Wherever a line holds the string "this", copy that line.

------ THE DATA ------

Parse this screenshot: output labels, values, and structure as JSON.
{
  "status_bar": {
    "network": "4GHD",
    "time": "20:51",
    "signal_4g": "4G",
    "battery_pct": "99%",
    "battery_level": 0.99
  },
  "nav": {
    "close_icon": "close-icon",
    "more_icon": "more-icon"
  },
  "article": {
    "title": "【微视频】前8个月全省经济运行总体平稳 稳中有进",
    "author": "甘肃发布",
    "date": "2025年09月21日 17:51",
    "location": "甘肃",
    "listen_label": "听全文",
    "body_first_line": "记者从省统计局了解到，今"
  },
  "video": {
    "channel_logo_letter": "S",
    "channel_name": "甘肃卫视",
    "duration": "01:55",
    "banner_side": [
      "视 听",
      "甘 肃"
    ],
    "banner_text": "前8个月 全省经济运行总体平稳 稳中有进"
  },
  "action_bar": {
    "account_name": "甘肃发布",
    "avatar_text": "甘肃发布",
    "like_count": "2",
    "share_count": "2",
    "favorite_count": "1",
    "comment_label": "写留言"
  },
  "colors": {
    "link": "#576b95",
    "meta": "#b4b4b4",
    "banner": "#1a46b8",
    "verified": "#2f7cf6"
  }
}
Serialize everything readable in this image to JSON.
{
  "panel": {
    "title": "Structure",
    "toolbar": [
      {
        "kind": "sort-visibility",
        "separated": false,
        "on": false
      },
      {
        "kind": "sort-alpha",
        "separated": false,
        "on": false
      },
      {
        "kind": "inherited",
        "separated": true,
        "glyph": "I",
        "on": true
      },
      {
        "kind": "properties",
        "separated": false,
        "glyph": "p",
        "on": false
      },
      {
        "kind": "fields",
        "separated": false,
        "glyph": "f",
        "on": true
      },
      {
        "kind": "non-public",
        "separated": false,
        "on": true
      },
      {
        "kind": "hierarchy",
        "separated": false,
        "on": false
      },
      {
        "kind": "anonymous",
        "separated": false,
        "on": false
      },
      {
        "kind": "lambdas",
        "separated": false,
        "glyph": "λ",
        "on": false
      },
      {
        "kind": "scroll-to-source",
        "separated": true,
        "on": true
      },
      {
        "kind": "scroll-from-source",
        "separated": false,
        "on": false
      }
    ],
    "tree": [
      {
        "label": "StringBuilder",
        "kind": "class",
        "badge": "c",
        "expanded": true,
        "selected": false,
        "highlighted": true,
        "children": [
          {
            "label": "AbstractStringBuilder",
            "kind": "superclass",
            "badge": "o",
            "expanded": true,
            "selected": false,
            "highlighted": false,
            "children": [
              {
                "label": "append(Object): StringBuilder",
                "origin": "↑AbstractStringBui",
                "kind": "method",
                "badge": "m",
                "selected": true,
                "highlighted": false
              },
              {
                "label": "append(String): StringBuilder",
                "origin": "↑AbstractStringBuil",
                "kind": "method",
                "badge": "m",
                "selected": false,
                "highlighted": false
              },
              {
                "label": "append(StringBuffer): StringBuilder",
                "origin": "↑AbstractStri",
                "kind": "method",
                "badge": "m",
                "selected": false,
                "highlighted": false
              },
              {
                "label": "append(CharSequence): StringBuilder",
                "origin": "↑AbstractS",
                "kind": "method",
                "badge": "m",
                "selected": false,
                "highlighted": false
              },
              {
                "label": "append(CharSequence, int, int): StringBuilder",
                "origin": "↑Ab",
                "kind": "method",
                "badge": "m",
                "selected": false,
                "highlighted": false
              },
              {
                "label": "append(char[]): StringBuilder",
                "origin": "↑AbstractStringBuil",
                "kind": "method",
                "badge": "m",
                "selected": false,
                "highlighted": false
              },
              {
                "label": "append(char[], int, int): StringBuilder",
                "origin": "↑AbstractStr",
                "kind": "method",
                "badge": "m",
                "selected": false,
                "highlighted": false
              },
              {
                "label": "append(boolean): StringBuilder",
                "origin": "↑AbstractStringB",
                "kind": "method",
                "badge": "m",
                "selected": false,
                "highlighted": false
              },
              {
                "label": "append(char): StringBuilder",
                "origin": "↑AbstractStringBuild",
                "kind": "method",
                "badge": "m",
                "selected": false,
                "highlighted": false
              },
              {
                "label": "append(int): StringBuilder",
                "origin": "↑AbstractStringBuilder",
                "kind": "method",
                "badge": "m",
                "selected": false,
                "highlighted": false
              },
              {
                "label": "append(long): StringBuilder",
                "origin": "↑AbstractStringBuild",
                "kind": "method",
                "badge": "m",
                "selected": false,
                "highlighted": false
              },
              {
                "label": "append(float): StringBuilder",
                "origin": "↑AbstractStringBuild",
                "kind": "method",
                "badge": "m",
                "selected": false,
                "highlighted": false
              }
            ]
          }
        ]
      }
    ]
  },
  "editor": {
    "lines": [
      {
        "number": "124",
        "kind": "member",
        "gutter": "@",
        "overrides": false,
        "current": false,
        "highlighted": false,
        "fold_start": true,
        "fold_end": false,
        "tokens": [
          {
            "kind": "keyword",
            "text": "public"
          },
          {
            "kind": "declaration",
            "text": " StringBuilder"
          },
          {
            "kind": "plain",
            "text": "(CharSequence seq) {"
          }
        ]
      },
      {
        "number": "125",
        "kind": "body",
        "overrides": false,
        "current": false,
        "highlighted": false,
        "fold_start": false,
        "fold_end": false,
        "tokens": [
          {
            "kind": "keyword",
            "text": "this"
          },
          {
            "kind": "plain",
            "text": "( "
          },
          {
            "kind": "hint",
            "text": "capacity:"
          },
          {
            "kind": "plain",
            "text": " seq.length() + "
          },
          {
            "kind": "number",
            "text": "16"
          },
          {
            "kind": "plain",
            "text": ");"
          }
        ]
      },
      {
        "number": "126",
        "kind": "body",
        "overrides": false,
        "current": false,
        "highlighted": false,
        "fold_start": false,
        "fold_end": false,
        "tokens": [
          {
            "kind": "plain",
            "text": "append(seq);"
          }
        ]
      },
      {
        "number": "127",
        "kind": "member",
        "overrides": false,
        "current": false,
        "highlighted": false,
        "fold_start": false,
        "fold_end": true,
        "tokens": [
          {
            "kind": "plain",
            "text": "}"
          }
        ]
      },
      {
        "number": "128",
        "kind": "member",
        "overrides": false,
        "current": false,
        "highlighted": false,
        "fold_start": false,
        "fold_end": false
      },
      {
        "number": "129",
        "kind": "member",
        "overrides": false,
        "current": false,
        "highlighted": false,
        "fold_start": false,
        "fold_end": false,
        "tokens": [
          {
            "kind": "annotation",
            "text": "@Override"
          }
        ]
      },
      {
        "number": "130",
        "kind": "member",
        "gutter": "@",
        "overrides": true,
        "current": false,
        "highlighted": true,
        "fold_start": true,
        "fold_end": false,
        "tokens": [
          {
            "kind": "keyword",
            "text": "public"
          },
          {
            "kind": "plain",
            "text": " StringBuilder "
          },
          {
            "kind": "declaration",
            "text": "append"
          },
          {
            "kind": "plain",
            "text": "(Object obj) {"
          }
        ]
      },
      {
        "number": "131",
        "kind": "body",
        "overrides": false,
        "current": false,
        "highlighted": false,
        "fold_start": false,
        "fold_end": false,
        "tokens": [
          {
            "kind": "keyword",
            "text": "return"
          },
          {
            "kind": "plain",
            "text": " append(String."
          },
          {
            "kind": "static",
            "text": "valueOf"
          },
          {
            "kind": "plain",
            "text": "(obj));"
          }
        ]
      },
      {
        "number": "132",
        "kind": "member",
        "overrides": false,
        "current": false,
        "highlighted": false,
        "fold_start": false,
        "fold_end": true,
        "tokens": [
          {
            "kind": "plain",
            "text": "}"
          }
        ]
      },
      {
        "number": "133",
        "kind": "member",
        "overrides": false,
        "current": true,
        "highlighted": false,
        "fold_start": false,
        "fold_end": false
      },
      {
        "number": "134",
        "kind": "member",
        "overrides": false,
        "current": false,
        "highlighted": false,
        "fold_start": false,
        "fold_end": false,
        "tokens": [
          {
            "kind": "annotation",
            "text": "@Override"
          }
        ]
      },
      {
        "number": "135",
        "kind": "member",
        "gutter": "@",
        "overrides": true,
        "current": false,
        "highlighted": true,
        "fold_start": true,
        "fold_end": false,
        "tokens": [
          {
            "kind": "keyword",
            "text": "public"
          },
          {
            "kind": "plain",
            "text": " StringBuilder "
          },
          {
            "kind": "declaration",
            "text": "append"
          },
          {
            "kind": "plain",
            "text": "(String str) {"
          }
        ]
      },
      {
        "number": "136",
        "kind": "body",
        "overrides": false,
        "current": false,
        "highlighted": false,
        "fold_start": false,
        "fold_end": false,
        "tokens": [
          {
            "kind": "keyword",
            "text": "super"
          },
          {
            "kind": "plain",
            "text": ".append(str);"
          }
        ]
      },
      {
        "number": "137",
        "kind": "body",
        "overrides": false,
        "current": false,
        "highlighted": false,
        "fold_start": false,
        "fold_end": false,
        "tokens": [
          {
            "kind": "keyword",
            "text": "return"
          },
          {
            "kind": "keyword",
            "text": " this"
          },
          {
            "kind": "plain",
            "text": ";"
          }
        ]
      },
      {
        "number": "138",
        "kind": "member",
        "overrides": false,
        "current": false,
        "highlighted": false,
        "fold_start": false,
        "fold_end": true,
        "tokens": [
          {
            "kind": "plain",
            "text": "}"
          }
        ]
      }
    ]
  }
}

------

## OUTPUT OF THE EXERCISE
Parse this screenshot: output labels, values, and structure as JSON.
Serialize everything readable in this image to JSON.
            "text": "this"
            "text": " this"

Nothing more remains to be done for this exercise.